▶ [Task instructions]: Take every line from the listing below that includes "товаров" and copy it.

──────── Information given

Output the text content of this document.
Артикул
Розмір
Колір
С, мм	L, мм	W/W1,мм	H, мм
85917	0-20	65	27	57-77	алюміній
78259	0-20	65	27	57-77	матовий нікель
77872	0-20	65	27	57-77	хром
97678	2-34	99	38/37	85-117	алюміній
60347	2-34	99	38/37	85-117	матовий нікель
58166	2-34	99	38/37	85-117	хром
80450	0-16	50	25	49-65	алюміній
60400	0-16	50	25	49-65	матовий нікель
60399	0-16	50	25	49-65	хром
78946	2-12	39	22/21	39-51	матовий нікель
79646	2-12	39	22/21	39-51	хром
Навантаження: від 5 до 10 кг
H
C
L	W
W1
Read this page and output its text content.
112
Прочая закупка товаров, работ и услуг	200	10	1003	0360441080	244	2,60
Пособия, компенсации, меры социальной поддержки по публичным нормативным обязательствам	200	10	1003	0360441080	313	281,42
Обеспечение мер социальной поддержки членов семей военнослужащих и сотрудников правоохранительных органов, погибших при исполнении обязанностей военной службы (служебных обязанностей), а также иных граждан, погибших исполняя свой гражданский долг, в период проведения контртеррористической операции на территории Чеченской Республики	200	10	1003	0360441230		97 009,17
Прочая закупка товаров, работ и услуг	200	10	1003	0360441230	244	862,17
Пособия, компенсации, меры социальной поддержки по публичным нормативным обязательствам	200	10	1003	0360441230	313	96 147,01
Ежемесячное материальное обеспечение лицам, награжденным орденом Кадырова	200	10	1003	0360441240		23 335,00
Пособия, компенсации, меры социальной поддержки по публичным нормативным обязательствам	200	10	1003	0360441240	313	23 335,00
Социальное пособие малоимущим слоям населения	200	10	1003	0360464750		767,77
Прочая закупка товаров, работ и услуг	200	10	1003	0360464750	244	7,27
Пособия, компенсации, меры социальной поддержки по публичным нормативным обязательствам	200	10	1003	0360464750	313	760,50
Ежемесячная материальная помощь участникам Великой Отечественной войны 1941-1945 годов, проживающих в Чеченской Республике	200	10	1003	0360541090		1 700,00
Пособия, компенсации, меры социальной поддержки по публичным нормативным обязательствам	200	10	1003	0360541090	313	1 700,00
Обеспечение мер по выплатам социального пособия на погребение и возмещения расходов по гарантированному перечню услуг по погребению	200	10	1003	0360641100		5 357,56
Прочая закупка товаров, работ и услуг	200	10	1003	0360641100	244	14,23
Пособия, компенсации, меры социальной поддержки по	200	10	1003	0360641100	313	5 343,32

────────────────

▶ [Result of this exercise]:
Прочая закупка товаров, работ и услуг	200	10	1003	0360441080	244	2,60
Прочая закупка товаров, работ и услуг	200	10	1003	0360441230	244	862,17
Прочая закупка товаров, работ и услуг	200	10	1003	0360464750	244	7,27
Прочая закупка товаров, работ и услуг	200	10	1003	0360641100	244	14,23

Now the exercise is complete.